# Directions
Echo the lines of the records from the start through the line that contains "bar (249, 190, 294, 241)", inclusive.

━━━━━━━━━━━━━━━━

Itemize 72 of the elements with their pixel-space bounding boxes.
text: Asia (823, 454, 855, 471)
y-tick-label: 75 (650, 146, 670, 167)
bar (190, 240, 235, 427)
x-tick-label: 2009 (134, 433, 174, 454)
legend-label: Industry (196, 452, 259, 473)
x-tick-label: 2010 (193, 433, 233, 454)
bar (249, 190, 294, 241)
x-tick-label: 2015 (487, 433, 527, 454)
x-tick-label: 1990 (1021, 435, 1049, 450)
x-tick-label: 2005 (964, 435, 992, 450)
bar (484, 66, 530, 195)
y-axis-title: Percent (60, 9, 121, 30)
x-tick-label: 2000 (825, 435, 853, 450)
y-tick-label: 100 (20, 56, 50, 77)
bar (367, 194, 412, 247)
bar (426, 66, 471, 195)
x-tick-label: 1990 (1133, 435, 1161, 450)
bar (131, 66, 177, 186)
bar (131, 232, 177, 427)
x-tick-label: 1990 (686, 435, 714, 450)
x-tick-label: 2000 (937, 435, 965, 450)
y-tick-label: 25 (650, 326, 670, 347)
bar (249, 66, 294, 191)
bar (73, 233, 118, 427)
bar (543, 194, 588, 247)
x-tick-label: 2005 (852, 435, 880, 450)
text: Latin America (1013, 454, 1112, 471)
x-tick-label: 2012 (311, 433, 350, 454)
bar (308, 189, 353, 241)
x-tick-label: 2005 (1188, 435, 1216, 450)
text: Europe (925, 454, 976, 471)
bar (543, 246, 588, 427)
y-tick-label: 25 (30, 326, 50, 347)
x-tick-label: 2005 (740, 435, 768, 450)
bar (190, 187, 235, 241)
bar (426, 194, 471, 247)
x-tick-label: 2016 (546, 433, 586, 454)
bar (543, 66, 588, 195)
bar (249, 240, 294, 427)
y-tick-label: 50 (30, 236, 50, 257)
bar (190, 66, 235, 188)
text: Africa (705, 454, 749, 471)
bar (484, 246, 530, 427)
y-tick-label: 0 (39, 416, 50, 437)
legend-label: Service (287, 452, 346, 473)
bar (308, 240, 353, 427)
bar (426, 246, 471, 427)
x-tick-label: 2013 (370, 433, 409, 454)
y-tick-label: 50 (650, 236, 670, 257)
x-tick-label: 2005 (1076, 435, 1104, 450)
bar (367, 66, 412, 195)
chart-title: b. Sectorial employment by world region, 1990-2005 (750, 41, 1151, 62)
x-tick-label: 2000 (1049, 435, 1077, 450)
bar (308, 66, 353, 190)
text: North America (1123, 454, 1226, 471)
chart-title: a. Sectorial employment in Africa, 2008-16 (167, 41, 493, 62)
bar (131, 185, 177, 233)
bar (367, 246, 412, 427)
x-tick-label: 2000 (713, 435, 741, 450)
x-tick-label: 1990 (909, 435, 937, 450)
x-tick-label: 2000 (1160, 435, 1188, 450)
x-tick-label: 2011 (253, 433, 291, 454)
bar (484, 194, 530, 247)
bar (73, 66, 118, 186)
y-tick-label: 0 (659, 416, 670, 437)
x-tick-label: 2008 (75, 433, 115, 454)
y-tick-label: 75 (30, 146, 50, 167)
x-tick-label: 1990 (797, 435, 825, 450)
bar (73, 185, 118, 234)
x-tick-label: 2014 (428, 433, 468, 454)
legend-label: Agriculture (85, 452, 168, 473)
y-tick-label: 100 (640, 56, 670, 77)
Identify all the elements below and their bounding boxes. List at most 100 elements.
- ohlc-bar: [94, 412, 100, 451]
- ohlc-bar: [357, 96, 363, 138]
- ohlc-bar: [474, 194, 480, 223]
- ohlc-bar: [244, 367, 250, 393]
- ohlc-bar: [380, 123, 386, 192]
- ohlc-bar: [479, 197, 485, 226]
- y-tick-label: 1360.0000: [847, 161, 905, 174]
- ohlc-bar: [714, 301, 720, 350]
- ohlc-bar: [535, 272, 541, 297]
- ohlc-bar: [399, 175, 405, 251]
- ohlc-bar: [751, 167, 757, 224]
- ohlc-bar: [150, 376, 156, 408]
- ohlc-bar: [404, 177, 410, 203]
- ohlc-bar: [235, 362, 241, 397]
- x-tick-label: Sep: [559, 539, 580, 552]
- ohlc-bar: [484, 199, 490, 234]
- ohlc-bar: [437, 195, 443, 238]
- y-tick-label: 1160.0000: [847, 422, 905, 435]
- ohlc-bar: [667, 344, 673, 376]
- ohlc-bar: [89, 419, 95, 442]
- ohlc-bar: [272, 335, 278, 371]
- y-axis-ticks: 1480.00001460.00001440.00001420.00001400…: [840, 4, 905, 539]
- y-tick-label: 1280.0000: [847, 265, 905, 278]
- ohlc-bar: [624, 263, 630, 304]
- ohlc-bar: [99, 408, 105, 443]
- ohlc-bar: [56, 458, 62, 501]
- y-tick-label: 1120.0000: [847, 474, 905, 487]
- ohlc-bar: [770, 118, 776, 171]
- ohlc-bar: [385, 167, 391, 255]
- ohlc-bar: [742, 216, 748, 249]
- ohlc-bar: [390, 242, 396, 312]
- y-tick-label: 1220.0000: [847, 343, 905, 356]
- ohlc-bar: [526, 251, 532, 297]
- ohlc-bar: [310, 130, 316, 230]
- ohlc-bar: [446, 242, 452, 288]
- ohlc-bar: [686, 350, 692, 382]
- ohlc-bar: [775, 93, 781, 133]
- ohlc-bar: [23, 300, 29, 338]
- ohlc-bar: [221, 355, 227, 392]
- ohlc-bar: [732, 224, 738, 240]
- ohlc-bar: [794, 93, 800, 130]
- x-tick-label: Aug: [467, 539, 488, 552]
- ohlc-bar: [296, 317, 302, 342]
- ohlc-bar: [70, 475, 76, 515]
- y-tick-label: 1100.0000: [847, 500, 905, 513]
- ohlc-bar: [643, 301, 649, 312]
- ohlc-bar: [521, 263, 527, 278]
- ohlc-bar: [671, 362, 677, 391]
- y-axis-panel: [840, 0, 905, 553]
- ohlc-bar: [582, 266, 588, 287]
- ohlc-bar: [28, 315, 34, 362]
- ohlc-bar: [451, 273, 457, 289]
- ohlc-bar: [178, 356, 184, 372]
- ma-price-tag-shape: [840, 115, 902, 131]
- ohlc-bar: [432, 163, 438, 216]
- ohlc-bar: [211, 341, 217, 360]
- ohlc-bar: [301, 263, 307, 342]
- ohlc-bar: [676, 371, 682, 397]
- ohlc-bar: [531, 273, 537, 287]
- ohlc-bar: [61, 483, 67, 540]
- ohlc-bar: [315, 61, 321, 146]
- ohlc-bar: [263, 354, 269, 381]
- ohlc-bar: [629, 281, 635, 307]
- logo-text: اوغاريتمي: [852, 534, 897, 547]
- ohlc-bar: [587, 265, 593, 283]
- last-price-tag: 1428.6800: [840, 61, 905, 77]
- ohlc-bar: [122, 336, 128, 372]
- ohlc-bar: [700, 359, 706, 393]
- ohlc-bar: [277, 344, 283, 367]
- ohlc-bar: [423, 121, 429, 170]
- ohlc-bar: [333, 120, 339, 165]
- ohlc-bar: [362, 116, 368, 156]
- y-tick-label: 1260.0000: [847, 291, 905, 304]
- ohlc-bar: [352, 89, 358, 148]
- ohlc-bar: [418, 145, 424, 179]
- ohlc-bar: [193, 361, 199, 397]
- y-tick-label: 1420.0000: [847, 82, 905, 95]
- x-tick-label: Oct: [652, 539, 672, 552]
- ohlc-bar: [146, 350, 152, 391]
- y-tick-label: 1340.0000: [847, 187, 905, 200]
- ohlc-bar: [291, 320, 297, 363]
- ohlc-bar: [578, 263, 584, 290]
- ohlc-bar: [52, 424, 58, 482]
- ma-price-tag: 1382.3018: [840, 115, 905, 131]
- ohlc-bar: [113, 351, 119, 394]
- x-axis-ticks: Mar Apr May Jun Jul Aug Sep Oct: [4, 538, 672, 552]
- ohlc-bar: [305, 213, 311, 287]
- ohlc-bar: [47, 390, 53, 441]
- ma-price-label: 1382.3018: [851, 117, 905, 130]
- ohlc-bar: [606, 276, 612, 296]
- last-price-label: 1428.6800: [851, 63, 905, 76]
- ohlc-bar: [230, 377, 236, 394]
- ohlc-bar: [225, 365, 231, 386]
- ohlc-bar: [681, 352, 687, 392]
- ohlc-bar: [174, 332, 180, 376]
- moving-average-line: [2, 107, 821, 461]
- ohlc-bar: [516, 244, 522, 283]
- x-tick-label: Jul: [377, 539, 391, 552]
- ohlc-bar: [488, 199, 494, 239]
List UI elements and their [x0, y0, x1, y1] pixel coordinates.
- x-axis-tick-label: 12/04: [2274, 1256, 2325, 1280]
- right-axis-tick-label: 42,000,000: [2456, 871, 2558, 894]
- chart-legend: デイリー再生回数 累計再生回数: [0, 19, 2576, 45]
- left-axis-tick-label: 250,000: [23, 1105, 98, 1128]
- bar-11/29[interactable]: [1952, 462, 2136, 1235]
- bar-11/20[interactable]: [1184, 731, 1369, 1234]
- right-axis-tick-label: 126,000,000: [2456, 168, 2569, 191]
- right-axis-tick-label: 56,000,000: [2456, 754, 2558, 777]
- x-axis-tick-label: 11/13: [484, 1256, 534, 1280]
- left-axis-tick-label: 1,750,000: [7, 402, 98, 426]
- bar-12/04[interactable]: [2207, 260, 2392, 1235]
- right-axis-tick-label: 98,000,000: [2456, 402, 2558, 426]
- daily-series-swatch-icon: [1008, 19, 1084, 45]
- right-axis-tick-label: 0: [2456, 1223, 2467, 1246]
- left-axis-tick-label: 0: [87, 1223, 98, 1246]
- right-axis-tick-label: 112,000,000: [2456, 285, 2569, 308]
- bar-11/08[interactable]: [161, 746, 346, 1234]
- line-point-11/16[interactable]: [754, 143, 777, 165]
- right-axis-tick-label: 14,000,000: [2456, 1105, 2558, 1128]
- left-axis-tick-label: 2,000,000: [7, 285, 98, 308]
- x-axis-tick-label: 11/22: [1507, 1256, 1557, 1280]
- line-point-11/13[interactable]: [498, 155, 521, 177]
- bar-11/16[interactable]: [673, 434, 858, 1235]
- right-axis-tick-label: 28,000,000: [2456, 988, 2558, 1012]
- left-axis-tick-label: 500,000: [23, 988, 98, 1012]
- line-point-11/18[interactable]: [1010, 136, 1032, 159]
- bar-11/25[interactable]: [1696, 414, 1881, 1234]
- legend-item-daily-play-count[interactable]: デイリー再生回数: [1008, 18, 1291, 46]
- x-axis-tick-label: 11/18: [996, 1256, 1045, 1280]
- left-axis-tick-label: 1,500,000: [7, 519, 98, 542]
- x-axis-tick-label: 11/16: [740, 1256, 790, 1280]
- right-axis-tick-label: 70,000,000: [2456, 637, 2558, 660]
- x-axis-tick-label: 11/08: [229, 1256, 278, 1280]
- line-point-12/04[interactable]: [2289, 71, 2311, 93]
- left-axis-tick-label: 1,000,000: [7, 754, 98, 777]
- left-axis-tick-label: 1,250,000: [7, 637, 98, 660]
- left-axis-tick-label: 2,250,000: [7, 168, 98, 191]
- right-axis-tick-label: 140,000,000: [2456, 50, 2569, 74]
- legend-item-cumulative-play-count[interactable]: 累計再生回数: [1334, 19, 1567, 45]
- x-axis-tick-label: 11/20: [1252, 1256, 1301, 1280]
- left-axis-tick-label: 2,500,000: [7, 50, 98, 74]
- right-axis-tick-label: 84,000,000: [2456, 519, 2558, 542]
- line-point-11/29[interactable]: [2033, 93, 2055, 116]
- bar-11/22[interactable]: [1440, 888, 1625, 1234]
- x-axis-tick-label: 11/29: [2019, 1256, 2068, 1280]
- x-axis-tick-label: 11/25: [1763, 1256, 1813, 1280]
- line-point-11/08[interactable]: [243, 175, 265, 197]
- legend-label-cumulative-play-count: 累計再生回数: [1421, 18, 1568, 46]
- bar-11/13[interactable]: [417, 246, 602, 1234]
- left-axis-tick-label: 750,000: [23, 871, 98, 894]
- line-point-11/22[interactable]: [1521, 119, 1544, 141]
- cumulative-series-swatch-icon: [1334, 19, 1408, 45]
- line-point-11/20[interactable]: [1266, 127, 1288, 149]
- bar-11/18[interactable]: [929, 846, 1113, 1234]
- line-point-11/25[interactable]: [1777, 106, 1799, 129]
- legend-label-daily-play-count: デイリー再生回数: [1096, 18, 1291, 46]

━━━━━━━━━━━━━━━━

# Task output
Itemize 72 of the elements with their pixel-space bounding boxes.
text: Asia (823, 454, 855, 471)
y-tick-label: 75 (650, 146, 670, 167)
bar (190, 240, 235, 427)
x-tick-label: 2009 (134, 433, 174, 454)
legend-label: Industry (196, 452, 259, 473)
x-tick-label: 2010 (193, 433, 233, 454)
bar (249, 190, 294, 241)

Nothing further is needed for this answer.